## Data in this exercise

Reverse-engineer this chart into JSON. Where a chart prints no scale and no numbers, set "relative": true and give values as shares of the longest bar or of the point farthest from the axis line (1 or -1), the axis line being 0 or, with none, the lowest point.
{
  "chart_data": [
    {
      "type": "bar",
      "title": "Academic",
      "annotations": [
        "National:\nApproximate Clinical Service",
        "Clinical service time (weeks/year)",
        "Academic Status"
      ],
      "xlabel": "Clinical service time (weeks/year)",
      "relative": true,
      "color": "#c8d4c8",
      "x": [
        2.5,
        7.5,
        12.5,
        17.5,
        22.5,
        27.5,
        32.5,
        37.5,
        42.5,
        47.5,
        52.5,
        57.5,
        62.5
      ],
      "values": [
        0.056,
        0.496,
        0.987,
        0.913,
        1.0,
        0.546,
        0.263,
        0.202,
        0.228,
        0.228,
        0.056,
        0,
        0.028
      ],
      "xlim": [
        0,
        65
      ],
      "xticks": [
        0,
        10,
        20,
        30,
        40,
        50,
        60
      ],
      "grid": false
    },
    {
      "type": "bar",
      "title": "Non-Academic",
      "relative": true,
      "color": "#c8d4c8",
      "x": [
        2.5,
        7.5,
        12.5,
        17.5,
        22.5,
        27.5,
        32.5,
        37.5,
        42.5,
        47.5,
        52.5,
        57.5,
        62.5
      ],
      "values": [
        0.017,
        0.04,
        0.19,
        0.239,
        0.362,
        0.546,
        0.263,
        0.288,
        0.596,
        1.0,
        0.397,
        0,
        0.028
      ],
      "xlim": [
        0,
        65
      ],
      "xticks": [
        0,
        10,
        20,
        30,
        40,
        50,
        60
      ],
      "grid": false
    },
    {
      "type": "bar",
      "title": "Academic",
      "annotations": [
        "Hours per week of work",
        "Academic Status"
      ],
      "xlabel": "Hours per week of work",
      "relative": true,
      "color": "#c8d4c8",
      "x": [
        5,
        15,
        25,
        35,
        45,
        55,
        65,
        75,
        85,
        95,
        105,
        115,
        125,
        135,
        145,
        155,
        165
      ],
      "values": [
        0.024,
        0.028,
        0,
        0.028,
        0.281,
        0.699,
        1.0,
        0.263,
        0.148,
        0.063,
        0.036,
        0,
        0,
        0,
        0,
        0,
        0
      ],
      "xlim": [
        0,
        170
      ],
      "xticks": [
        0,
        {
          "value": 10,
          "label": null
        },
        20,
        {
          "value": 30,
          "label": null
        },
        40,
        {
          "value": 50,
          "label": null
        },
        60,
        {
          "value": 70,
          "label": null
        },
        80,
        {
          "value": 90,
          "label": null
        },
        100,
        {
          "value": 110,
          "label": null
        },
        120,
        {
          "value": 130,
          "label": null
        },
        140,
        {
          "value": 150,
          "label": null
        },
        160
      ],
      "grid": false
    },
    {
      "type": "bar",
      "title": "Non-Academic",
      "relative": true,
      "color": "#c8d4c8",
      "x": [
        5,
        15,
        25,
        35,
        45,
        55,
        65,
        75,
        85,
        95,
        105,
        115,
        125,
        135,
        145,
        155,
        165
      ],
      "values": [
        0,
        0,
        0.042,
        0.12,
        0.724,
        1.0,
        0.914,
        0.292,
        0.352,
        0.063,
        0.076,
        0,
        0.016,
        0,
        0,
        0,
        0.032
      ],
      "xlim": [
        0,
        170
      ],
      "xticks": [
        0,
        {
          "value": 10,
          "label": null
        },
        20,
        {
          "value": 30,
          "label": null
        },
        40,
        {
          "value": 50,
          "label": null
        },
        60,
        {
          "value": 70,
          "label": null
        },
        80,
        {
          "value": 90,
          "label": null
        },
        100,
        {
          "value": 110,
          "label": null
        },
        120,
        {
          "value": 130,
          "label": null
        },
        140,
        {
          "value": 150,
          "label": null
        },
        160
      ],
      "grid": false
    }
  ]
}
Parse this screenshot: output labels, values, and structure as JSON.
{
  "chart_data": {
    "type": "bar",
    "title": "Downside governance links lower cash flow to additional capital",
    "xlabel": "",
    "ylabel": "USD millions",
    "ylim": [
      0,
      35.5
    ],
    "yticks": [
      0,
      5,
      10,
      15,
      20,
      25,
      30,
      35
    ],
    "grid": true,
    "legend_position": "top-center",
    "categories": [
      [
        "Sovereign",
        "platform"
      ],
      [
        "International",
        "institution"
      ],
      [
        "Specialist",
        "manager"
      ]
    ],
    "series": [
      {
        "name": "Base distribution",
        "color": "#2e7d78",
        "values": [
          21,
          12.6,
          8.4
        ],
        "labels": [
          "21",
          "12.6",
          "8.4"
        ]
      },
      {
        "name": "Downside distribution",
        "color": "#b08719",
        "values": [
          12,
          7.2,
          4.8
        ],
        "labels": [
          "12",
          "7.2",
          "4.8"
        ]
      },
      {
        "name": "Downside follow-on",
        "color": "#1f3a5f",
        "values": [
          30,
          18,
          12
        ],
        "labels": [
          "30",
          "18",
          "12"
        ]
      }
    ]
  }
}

## Work required
Make an exact copy of all the data.

## Answer to the problem
Reverse-engineer this chart into JSON. Where a chart prints no scale and no numbers, set "relative": true and give values as shares of the longest bar or of the point farthest from the axis line (1 or -1), the axis line being 0 or, with none, the lowest point.
{
  "chart_data": [
    {
      "type": "bar",
      "title": "Academic",
      "annotations": [
        "National:\nApproximate Clinical Service",
        "Clinical service time (weeks/year)",
        "Academic Status"
      ],
      "xlabel": "Clinical service time (weeks/year)",
      "relative": true,
      "color": "#c8d4c8",
      "x": [
        2.5,
        7.5,
        12.5,
        17.5,
        22.5,
        27.5,
        32.5,
        37.5,
        42.5,
        47.5,
        52.5,
        57.5,
        62.5
      ],
      "values": [
        0.056,
        0.496,
        0.987,
        0.913,
        1.0,
        0.546,
        0.263,
        0.202,
        0.228,
        0.228,
        0.056,
        0,
        0.028
      ],
      "xlim": [
        0,
        65
      ],
      "xticks": [
        0,
        10,
        20,
        30,
        40,
        50,
        60
      ],
      "grid": false
    },
    {
      "type": "bar",
      "title": "Non-Academic",
      "relative": true,
      "color": "#c8d4c8",
      "x": [
        2.5,
        7.5,
        12.5,
        17.5,
        22.5,
        27.5,
        32.5,
        37.5,
        42.5,
        47.5,
        52.5,
        57.5,
        62.5
      ],
      "values": [
        0.017,
        0.04,
        0.19,
        0.239,
        0.362,
        0.546,
        0.263,
        0.288,
        0.596,
        1.0,
        0.397,
        0,
        0.028
      ],
      "xlim": [
        0,
        65
      ],
      "xticks": [
        0,
        10,
        20,
        30,
        40,
        50,
        60
      ],
      "grid": false
    },
    {
      "type": "bar",
      "title": "Academic",
      "annotations": [
        "Hours per week of work",
        "Academic Status"
      ],
      "xlabel": "Hours per week of work",
      "relative": true,
      "color": "#c8d4c8",
      "x": [
        5,
        15,
        25,
        35,
        45,
        55,
        65,
        75,
        85,
        95,
        105,
        115,
        125,
        135,
        145,
        155,
        165
      ],
      "values": [
        0.024,
        0.028,
        0,
        0.028,
        0.281,
        0.699,
        1.0,
        0.263,
        0.148,
        0.063,
        0.036,
        0,
        0,
        0,
        0,
        0,
        0
      ],
      "xlim": [
        0,
        170
      ],
      "xticks": [
        0,
        {
          "value": 10,
          "label": null
        },
        20,
        {
          "value": 30,
          "label": null
        },
        40,
        {
          "value": 50,
          "label": null
        },
        60,
        {
          "value": 70,
          "label": null
        },
        80,
        {
          "value": 90,
          "label": null
        },
        100,
        {
          "value": 110,
          "label": null
        },
        120,
        {
          "value": 130,
          "label": null
        },
        140,
        {
          "value": 150,
          "label": null
        },
        160
      ],
      "grid": false
    },
    {
      "type": "bar",
      "title": "Non-Academic",
      "relative": true,
      "color": "#c8d4c8",
      "x": [
        5,
        15,
        25,
        35,
        45,
        55,
        65,
        75,
        85,
        95,
        105,
        115,
        125,
        135,
        145,
        155,
        165
      ],
      "values": [
        0,
        0,
        0.042,
        0.12,
        0.724,
        1.0,
        0.914,
        0.292,
        0.352,
        0.063,
        0.076,
        0,
        0.016,
        0,
        0,
        0,
        0.032
      ],
      "xlim": [
        0,
        170
      ],
      "xticks": [
        0,
        {
          "value": 10,
          "label": null
        },
        20,
        {
          "value": 30,
          "label": null
        },
        40,
        {
          "value": 50,
          "label": null
        },
        60,
        {
          "value": 70,
          "label": null
        },
        80,
        {
          "value": 90,
          "label": null
        },
        100,
        {
          "value": 110,
          "label": null
        },
        120,
        {
          "value": 130,
          "label": null
        },
        140,
        {
          "value": 150,
          "label": null
        },
        160
      ],
      "grid": false
    }
  ]
}
Parse this screenshot: output labels, values, and structure as JSON.
{
  "chart_data": {
    "type": "bar",
    "title": "Downside governance links lower cash flow to additional capital",
    "xlabel": "",
    "ylabel": "USD millions",
    "ylim": [
      0,
      35.5
    ],
    "yticks": [
      0,
      5,
      10,
      15,
      20,
      25,
      30,
      35
    ],
    "grid": true,
    "legend_position": "top-center",
    "categories": [
      [
        "Sovereign",
        "platform"
      ],
      [
        "International",
        "institution"
      ],
      [
        "Specialist",
        "manager"
      ]
    ],
    "series": [
      {
        "name": "Base distribution",
        "color": "#2e7d78",
        "values": [
          21,
          12.6,
          8.4
        ],
        "labels": [
          "21",
          "12.6",
          "8.4"
        ]
      },
      {
        "name": "Downside distribution",
        "color": "#b08719",
        "values": [
          12,
          7.2,
          4.8
        ],
        "labels": [
          "12",
          "7.2",
          "4.8"
        ]
      },
      {
        "name": "Downside follow-on",
        "color": "#1f3a5f",
        "values": [
          30,
          18,
          12
        ],
        "labels": [
          "30",
          "18",
          "12"
        ]
      }
    ]
  }
}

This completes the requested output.